Go through the listing and return every line with "books" in it.

--- Start DATASET EXTRACT ---

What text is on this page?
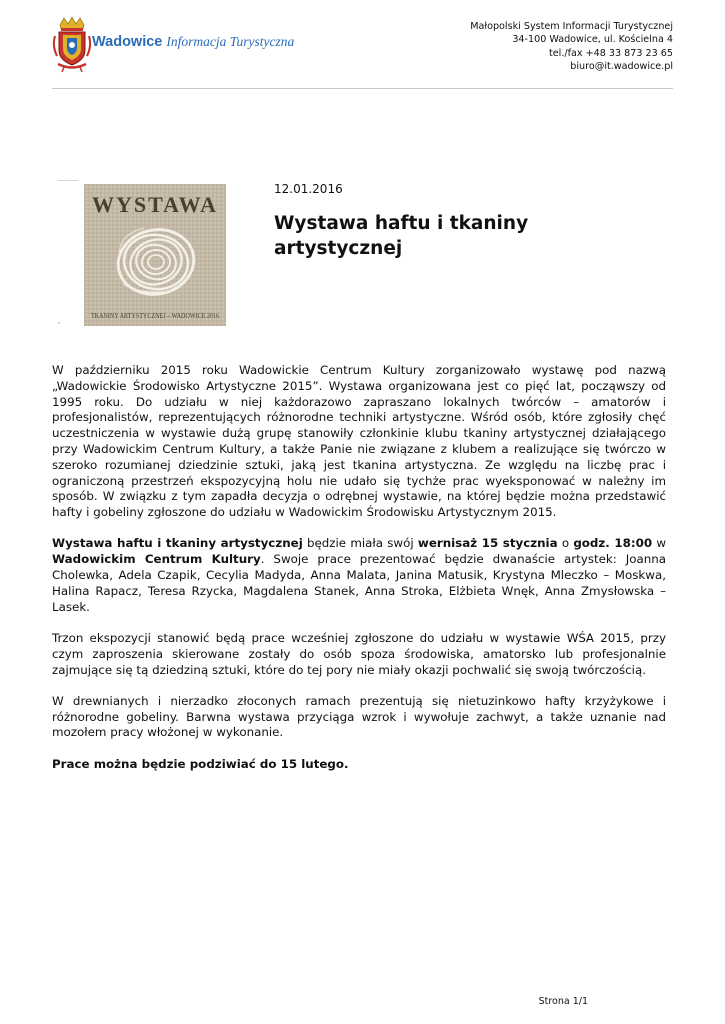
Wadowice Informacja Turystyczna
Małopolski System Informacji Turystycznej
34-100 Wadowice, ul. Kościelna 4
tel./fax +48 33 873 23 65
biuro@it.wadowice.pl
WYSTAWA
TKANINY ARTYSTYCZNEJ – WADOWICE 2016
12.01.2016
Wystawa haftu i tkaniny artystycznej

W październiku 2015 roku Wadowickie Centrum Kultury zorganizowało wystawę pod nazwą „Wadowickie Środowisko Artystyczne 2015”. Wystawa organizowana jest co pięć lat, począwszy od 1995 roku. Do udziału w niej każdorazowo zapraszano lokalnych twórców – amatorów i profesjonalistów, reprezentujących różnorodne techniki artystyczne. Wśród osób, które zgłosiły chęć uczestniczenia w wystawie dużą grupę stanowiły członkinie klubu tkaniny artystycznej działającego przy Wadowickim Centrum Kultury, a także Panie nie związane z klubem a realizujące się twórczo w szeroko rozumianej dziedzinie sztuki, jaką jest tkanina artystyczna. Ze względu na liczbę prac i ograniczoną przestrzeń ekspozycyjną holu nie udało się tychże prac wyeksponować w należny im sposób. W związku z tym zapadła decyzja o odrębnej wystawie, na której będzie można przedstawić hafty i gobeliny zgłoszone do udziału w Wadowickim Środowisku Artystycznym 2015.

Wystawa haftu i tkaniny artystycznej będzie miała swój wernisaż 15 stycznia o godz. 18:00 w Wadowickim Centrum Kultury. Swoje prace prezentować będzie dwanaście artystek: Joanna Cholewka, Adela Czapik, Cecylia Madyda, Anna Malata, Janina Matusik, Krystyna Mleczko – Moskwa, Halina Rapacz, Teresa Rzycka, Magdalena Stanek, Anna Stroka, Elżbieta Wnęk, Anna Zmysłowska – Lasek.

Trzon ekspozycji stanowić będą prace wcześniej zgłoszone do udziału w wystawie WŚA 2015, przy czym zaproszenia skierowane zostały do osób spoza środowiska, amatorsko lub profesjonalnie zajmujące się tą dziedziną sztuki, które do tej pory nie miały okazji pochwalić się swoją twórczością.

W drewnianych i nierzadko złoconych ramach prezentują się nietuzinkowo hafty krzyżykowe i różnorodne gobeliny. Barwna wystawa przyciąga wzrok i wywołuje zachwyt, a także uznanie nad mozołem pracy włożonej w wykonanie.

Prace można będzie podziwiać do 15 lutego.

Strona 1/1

--- End DATASET EXTRACT ---
--- Start DATASET EXTRACT ---

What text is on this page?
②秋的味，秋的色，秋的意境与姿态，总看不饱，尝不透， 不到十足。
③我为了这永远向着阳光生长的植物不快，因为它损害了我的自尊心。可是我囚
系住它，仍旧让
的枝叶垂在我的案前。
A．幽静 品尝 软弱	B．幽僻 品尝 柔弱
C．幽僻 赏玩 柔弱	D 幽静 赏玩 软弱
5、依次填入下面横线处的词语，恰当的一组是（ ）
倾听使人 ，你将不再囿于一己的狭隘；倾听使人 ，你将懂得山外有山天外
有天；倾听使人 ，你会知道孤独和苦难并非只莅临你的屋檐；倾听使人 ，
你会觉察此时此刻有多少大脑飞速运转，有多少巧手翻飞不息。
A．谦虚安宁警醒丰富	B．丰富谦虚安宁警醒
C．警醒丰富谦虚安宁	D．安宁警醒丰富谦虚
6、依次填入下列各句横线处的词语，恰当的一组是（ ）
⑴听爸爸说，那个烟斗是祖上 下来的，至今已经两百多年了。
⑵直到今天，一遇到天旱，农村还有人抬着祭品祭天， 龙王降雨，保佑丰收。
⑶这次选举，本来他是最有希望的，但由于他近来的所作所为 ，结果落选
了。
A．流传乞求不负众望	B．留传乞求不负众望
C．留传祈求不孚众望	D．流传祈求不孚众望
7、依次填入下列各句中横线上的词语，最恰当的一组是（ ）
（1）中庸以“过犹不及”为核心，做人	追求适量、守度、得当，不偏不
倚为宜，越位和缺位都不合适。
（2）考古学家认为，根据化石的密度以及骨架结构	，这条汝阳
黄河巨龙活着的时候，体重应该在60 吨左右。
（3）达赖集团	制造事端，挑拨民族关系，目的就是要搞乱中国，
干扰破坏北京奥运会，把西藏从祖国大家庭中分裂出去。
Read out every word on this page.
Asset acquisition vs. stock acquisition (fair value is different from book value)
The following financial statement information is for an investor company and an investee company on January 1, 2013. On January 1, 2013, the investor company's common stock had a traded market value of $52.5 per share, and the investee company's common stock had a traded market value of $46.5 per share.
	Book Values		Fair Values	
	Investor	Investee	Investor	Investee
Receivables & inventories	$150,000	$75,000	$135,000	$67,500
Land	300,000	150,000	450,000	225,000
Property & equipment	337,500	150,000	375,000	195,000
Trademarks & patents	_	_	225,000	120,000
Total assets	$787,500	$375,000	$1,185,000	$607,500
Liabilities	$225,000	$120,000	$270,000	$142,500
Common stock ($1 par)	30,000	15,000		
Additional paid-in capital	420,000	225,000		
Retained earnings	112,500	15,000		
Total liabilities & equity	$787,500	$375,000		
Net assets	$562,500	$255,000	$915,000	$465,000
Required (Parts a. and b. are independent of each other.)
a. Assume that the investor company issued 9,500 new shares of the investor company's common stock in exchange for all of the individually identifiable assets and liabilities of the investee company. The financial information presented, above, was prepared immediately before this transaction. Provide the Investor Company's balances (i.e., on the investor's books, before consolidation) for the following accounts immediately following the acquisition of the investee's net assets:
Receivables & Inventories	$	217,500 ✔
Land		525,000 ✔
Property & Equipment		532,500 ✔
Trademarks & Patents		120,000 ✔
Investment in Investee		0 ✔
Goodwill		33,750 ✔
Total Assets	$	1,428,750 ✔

--- End DATASET EXTRACT ---
--- Start DATASET EXTRACT ---

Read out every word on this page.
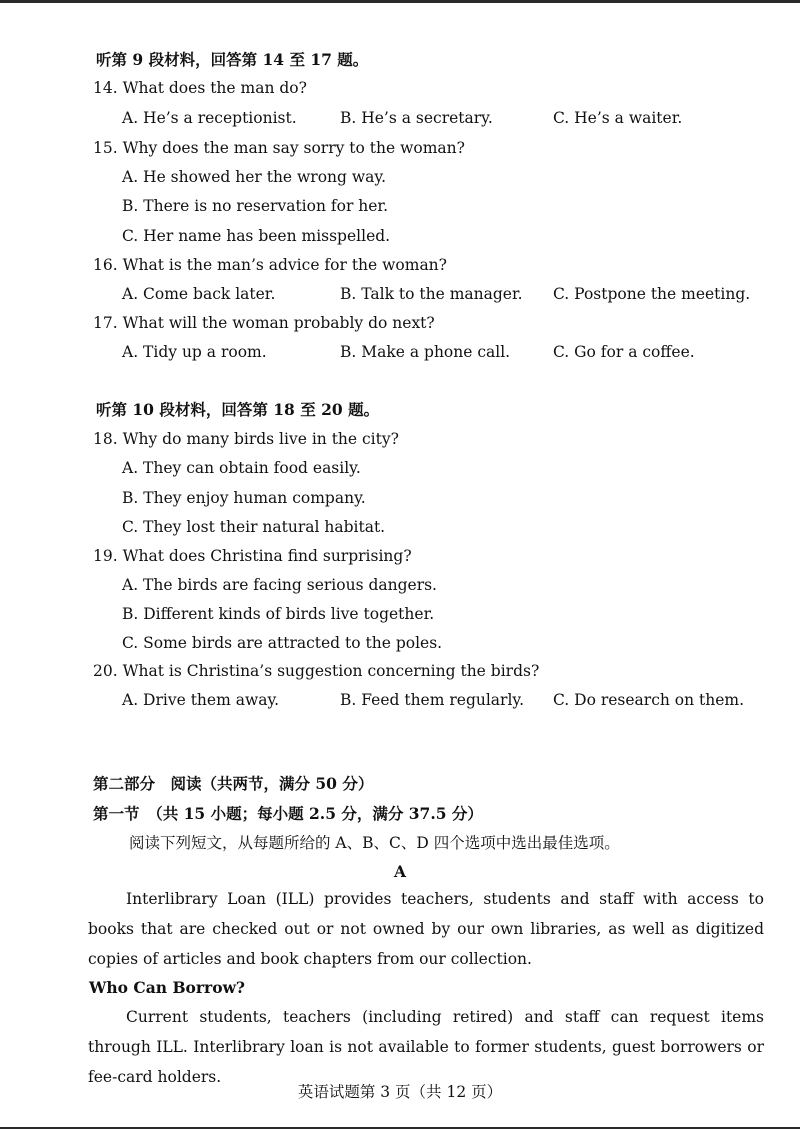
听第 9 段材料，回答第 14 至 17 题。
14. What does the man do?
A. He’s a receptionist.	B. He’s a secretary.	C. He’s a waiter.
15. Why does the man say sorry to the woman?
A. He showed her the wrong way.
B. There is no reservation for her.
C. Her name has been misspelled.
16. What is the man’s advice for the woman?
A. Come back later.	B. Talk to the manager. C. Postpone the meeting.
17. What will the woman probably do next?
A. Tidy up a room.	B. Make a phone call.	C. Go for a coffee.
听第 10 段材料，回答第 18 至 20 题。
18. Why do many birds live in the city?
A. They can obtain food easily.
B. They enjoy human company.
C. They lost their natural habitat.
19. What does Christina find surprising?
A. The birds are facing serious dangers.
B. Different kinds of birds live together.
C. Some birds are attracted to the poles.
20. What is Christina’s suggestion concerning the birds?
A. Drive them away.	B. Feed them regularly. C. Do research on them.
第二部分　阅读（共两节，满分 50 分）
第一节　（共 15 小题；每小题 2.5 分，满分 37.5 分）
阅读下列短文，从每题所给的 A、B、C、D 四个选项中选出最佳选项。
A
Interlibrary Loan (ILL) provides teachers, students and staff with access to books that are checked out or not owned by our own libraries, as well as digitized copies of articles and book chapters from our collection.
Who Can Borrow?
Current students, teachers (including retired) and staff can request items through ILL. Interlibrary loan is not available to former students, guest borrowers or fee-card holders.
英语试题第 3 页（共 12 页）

--- End DATASET EXTRACT ---

ANSWER TO THE PROBLEM ->
a. Assume that the investor company issued 9,500 new shares of the investor company's common stock in exchange for all of the individually identifiable assets and liabilities of the investee company. The financial information presented, above, was prepared immediately before this transaction. Provide the Investor Company's balances (i.e., on the investor's books, before consolidation) for the following accounts immediately following the acquisition of the investee's net assets:
Interlibrary Loan (ILL) provides teachers, students and staff with access to books that are checked out or not owned by our own libraries, as well as digitized copies of articles and book chapters from our collection.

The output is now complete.